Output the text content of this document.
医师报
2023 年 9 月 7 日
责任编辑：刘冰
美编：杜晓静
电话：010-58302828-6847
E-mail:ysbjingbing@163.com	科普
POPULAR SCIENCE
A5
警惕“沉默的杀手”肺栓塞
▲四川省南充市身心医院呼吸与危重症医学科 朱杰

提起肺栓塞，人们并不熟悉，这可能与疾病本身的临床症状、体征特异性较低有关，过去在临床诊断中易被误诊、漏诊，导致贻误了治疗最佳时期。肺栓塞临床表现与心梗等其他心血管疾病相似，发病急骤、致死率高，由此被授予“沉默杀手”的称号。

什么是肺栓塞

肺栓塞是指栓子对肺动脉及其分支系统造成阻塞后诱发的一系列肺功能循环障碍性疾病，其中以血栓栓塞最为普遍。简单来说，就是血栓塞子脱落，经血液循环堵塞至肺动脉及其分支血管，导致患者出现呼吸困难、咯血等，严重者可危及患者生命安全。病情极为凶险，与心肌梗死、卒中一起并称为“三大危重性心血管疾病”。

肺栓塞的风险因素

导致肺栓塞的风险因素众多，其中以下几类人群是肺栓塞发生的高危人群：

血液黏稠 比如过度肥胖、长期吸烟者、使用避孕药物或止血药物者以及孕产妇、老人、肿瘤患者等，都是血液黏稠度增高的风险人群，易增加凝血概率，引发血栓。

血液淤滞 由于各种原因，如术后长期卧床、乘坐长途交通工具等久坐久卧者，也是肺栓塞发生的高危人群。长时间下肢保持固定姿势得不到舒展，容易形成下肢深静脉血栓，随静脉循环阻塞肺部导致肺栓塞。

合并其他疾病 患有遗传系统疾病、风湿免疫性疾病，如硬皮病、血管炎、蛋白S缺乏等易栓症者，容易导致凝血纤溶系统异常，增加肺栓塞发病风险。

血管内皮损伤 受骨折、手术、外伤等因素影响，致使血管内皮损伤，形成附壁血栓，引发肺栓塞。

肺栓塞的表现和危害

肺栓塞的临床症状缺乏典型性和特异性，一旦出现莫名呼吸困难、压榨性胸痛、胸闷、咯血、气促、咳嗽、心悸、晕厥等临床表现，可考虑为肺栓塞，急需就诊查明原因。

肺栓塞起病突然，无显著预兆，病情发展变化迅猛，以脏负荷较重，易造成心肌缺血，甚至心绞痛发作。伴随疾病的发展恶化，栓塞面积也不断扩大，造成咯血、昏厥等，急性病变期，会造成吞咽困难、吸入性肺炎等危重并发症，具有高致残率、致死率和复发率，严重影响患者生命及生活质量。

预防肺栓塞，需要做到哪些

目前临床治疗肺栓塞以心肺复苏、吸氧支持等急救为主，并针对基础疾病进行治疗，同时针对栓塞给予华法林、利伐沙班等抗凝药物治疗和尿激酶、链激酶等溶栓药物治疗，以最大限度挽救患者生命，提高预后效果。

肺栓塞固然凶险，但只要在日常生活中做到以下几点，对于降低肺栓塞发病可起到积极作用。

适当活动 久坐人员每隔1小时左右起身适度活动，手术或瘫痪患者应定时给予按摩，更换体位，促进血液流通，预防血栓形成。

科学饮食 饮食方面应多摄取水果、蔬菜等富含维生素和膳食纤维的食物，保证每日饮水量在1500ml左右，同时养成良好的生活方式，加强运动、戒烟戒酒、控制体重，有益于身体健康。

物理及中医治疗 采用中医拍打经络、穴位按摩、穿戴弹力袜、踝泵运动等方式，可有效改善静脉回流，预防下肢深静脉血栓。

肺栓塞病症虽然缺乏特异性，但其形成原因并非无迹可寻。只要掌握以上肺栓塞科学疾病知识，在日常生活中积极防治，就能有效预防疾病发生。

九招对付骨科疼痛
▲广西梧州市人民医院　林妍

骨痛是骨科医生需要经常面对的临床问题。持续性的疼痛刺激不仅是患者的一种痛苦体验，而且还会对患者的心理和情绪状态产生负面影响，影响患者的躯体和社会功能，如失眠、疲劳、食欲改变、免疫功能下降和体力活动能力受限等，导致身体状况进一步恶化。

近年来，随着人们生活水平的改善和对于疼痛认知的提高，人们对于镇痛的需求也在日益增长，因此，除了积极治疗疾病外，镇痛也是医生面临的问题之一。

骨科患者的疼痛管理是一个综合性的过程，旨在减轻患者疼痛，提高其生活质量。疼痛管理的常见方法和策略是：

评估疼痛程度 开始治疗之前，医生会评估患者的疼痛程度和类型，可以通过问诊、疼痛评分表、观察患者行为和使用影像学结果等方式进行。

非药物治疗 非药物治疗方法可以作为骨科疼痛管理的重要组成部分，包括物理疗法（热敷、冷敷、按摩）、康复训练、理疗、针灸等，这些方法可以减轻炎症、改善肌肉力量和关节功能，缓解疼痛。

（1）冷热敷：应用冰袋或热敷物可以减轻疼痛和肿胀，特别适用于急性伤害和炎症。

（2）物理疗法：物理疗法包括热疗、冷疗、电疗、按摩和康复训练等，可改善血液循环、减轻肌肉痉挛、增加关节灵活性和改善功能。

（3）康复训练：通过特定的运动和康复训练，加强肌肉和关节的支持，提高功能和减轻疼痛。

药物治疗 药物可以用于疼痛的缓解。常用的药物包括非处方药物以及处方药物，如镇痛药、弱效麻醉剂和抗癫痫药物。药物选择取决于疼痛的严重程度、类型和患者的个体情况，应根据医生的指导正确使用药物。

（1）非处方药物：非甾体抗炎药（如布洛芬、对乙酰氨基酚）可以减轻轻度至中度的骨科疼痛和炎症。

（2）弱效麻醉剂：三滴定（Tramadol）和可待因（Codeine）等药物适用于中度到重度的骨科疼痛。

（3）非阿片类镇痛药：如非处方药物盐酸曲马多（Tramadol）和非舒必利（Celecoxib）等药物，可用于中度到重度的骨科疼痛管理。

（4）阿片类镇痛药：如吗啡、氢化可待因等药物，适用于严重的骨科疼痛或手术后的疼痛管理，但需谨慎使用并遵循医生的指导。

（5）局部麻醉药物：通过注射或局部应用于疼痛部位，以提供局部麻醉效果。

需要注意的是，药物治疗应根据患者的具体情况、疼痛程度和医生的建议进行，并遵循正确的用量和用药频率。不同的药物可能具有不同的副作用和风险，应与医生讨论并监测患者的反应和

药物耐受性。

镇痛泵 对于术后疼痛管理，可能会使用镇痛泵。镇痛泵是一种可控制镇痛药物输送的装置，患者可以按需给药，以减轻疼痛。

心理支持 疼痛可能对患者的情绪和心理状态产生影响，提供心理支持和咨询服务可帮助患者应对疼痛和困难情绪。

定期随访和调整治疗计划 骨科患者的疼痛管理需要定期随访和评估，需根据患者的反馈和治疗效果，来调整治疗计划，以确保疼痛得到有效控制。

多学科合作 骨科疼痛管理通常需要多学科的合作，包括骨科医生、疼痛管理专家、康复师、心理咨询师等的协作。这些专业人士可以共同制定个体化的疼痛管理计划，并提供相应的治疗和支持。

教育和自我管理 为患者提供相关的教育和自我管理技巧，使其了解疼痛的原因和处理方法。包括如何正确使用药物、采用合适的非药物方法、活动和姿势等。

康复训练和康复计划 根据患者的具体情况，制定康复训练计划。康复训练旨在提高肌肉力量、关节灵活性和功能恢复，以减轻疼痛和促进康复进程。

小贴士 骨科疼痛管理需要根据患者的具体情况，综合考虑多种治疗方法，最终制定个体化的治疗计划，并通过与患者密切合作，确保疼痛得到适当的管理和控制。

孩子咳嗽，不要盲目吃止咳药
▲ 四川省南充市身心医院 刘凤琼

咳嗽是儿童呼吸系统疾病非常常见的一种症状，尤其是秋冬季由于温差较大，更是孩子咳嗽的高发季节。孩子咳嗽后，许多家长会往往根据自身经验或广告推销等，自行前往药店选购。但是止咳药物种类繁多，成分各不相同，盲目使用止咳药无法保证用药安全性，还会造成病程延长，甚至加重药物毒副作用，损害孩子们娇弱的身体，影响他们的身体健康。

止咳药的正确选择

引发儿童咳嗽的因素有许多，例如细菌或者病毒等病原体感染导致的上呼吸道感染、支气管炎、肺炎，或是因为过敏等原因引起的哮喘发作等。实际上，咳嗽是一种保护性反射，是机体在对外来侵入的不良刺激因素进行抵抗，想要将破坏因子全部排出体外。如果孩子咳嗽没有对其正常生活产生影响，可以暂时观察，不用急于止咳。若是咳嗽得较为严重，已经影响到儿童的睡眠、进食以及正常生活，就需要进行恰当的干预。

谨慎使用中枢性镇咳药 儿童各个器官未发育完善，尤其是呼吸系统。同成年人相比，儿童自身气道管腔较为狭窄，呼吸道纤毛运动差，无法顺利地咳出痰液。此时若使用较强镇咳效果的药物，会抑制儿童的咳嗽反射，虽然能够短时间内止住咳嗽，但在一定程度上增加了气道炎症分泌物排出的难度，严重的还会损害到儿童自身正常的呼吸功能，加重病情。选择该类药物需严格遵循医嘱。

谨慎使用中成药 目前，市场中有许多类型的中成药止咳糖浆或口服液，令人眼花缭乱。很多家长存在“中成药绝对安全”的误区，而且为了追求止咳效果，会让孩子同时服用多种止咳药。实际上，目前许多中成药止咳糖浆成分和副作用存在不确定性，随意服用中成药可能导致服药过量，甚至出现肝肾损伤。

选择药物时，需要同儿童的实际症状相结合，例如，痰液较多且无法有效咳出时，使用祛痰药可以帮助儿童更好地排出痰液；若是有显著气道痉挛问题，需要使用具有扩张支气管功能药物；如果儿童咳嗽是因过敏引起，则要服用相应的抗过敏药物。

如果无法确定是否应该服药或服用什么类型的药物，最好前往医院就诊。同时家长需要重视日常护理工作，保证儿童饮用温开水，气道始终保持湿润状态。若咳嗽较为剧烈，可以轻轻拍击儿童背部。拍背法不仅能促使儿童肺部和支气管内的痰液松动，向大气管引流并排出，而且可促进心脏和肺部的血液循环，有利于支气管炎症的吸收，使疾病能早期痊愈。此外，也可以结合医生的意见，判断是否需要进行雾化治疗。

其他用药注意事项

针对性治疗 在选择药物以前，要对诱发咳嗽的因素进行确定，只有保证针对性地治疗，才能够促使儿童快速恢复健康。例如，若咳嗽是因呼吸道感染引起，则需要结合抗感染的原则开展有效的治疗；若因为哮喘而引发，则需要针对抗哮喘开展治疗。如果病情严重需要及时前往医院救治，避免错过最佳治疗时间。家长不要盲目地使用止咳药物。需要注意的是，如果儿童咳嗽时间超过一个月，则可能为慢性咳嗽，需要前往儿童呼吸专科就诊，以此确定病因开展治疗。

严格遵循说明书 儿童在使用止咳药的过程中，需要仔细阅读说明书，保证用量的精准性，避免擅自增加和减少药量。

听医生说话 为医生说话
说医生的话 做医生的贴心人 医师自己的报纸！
###
### Description of the task
Find the word "需要注意的是" in the data and show each line that holds it.

### Reply to the exercise
需要注意的是，药物治疗应根据患者的具体情况、疼痛程度和医生的建议进行，并遵循正确的用量和用药频率。不同的药物可能具有不同的副作用和风险，应与医生讨论并监测患者的反应和
针对性治疗 在选择药物以前，要对诱发咳嗽的因素进行确定，只有保证针对性地治疗，才能够促使儿童快速恢复健康。例如，若咳嗽是因呼吸道感染引起，则需要结合抗感染的原则开展有效的治疗；若因为哮喘而引发，则需要针对抗哮喘开展治疗。如果病情严重需要及时前往医院救治，避免错过最佳治疗时间。家长不要盲目地使用止咳药物。需要注意的是，如果儿童咳嗽时间超过一个月，则可能为慢性咳嗽，需要前往儿童呼吸专科就诊，以此确定病因开展治疗。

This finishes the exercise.